Task requirements
Pull each line holding "typed" out of the entries below.

Records shown
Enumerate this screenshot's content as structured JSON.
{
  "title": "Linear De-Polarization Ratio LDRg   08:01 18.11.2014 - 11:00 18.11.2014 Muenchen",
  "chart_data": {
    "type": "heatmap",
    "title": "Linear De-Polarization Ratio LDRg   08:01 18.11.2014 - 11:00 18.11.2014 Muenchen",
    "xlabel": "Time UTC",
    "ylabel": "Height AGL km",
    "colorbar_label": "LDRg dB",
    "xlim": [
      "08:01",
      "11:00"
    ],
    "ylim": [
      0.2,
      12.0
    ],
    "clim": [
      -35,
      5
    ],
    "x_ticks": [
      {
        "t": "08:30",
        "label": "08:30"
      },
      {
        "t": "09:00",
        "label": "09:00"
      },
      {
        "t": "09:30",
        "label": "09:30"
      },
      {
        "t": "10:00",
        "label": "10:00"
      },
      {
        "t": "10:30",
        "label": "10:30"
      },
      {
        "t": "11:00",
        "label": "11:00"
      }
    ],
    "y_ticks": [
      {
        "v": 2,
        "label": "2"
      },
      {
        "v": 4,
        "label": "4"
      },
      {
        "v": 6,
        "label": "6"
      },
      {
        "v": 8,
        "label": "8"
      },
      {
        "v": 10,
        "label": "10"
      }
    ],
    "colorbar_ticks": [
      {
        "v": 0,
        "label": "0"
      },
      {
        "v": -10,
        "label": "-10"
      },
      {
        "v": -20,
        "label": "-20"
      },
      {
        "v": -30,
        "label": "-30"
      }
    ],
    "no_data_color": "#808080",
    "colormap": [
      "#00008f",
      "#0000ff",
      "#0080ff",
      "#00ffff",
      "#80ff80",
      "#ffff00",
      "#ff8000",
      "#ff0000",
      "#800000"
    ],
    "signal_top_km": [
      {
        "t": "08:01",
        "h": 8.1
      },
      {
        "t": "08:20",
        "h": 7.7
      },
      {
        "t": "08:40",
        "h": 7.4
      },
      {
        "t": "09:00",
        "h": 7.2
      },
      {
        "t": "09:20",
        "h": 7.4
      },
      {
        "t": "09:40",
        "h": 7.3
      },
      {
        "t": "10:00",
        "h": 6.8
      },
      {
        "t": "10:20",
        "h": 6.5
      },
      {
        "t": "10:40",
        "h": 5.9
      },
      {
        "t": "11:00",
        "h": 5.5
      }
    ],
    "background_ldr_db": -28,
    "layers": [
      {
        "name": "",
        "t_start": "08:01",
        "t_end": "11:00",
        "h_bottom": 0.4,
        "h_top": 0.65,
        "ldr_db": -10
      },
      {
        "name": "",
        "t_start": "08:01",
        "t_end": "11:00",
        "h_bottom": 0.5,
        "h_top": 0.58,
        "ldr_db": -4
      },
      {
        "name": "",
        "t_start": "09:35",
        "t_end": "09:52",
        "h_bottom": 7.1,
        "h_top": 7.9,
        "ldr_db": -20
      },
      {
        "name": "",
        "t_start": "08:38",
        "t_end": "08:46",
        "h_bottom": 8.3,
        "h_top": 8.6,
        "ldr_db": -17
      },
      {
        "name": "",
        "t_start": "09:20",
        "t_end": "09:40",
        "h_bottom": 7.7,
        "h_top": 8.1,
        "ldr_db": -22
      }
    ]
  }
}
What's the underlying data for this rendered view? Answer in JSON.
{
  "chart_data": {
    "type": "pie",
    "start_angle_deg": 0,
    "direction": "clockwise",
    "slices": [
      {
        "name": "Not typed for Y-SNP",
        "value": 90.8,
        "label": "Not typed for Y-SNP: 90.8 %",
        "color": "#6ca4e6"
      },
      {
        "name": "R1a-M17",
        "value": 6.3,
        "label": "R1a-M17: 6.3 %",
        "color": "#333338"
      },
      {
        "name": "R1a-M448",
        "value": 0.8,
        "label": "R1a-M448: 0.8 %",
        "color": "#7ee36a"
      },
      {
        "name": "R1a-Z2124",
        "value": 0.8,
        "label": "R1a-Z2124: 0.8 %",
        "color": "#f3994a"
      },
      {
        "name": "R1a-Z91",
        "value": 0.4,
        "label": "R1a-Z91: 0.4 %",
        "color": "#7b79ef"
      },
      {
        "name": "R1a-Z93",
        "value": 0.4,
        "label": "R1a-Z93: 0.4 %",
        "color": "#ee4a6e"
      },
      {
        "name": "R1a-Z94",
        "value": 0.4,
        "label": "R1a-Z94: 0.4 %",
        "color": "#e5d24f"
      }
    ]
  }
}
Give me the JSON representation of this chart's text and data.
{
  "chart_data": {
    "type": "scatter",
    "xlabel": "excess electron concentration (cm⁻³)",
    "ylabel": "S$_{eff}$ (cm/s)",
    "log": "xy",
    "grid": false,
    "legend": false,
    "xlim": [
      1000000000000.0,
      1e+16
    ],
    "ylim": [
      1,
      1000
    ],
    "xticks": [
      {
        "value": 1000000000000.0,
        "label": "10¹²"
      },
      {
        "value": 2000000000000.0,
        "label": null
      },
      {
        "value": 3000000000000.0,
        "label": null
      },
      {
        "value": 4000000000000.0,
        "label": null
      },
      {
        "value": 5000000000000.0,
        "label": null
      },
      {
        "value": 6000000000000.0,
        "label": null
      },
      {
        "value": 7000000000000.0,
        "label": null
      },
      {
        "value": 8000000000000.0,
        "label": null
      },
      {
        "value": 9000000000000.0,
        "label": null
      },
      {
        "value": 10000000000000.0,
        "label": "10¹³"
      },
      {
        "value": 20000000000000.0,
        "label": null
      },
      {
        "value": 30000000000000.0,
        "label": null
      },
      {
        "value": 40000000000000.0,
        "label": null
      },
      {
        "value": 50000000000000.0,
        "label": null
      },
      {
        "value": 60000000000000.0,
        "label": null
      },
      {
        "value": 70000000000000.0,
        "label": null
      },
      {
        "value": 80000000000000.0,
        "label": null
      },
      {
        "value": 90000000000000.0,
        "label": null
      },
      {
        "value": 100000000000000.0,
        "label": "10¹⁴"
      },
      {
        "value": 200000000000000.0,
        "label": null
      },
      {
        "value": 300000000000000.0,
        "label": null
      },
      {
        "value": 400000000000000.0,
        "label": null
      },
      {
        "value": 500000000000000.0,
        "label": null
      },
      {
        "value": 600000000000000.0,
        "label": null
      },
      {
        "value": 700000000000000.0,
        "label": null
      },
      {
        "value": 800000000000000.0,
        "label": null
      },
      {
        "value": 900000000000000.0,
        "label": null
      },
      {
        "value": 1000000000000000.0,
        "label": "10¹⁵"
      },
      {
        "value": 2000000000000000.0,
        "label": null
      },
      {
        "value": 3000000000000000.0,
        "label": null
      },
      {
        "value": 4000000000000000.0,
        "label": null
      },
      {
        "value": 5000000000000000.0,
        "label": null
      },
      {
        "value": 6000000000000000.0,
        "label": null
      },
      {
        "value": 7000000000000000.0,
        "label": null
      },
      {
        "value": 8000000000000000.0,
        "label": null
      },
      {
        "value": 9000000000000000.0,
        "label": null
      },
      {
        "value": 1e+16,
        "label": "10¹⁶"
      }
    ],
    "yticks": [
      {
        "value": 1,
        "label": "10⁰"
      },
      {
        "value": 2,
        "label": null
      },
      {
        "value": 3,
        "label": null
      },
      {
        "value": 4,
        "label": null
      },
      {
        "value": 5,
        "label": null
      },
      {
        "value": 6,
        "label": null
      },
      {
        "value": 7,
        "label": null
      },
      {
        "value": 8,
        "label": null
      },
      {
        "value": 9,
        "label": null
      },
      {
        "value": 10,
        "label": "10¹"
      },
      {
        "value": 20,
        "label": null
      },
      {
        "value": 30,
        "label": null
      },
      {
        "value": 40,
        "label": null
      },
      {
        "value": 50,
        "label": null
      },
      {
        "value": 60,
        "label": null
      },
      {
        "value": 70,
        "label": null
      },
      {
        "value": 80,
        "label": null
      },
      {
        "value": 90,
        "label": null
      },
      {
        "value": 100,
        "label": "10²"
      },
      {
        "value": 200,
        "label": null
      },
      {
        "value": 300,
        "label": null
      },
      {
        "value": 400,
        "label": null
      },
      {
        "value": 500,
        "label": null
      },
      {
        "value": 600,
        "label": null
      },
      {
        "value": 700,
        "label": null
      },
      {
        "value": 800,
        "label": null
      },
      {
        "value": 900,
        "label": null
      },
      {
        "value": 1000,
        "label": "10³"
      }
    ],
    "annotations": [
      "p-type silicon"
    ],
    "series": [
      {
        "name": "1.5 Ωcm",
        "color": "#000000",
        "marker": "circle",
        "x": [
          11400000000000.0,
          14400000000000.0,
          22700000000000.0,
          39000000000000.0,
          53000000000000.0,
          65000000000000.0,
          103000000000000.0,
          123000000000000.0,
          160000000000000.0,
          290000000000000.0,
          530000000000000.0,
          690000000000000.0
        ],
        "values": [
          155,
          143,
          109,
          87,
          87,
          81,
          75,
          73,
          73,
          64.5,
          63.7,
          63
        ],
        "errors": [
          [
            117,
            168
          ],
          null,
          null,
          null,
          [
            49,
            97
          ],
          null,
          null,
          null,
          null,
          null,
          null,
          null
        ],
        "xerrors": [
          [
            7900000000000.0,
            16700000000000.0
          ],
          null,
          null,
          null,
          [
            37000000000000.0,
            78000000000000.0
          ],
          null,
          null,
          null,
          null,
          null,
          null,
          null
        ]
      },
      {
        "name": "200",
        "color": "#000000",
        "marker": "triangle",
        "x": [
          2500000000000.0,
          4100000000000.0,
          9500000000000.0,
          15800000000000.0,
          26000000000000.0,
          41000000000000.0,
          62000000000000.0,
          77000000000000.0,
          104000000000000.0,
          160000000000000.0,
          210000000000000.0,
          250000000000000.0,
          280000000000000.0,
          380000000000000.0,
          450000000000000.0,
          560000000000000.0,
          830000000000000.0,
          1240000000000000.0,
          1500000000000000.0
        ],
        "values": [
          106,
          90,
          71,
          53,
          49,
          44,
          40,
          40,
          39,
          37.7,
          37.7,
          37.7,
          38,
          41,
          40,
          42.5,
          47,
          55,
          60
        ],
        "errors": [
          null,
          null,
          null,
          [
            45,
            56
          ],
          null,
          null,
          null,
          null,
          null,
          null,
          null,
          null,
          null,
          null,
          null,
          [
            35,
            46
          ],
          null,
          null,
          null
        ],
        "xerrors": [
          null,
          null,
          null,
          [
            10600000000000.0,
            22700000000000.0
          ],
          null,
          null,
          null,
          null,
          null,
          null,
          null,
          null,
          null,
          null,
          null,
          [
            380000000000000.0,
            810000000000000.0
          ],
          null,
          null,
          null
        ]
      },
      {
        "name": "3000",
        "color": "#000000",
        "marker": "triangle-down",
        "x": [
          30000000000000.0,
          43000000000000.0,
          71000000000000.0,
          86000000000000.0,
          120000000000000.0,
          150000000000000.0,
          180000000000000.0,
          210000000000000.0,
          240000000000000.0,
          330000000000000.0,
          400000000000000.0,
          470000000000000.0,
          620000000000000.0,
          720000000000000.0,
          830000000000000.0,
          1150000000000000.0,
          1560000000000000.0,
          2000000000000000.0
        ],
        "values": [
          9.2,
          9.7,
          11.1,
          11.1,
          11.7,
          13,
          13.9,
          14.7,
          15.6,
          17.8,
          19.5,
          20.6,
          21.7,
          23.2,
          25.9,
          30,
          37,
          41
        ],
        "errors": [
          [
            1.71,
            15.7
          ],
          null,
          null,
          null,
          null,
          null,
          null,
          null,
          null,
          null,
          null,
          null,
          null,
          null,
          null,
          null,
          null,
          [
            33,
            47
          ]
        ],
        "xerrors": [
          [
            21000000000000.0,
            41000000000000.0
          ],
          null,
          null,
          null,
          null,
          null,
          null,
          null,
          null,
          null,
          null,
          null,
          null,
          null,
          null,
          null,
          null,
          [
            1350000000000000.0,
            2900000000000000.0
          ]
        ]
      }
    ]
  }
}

Expected answer
        "name": "Not typed for Y-SNP",
        "label": "Not typed for Y-SNP: 90.8 %",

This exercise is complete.